REQUIREMENT => Please transcribe the records precisely; pictures stay out of your copy.

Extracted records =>
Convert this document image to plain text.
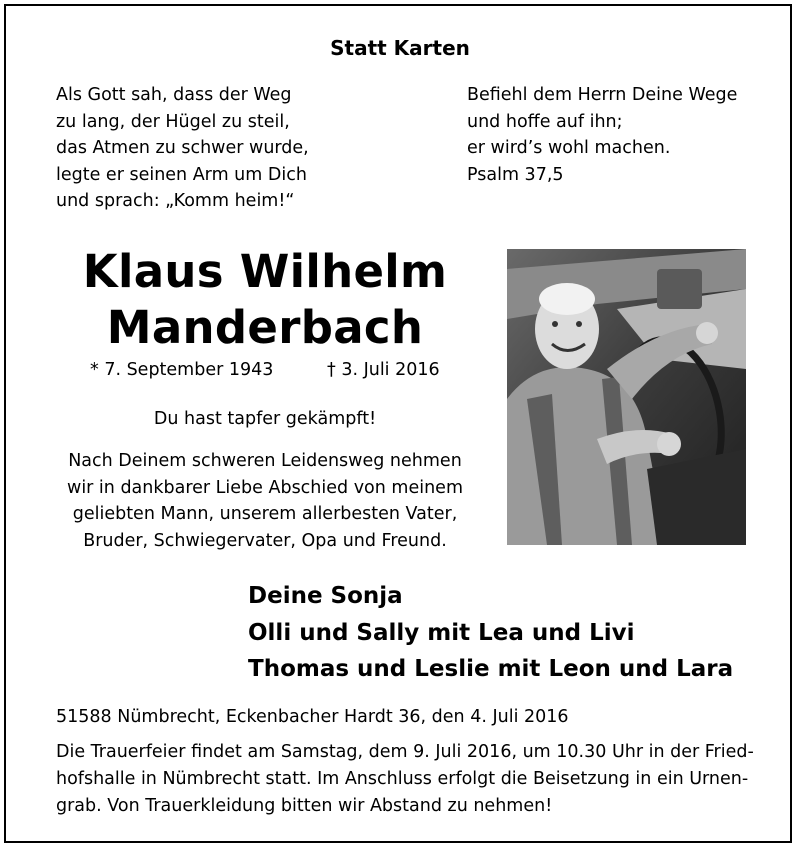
Statt Karten
Als Gott sah, dass der Weg
zu lang, der Hügel zu steil,
das Atmen zu schwer wurde,
legte er seinen Arm um Dich
und sprach: „Komm heim!“
Befiehl dem Herrn Deine Wege
und hoffe auf ihn;
er wird’s wohl machen.
Psalm 37,5
Klaus Wilhelm
Manderbach
* 7. September 1943	† 3. Juli 2016
Du hast tapfer gekämpft!
Nach Deinem schweren Leidensweg nehmen
wir in dankbarer Liebe Abschied von meinem
geliebten Mann, unserem allerbesten Vater,
Bruder, Schwiegervater, Opa und Freund.
Deine Sonja
Olli und Sally mit Lea und Livi
Thomas und Leslie mit Leon und Lara
51588 Nümbrecht, Eckenbacher Hardt 36, den 4. Juli 2016
Die Trauerfeier findet am Samstag, dem 9. Juli 2016, um 10.30 Uhr in der Fried-
hofshalle in Nümbrecht statt. Im Anschluss erfolgt die Beisetzung in ein Urnen-
grab. Von Trauerkleidung bitten wir Abstand zu nehmen!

IN RESPONSE =>
Convert this document image to plain text.
Statt Karten
Als Gott sah, dass der Weg
zu lang, der Hügel zu steil,
das Atmen zu schwer wurde,
legte er seinen Arm um Dich
und sprach: „Komm heim!“
Befiehl dem Herrn Deine Wege
und hoffe auf ihn;
er wird’s wohl machen.
Psalm 37,5
Klaus Wilhelm
Manderbach
* 7. September 1943	† 3. Juli 2016
Du hast tapfer gekämpft!
Nach Deinem schweren Leidensweg nehmen
wir in dankbarer Liebe Abschied von meinem
geliebten Mann, unserem allerbesten Vater,
Bruder, Schwiegervater, Opa und Freund.
Deine Sonja
Olli und Sally mit Lea und Livi
Thomas und Leslie mit Leon und Lara
51588 Nümbrecht, Eckenbacher Hardt 36, den 4. Juli 2016
Die Trauerfeier findet am Samstag, dem 9. Juli 2016, um 10.30 Uhr in der Fried-
hofshalle in Nümbrecht statt. Im Anschluss erfolgt die Beisetzung in ein Urnen-
grab. Von Trauerkleidung bitten wir Abstand zu nehmen!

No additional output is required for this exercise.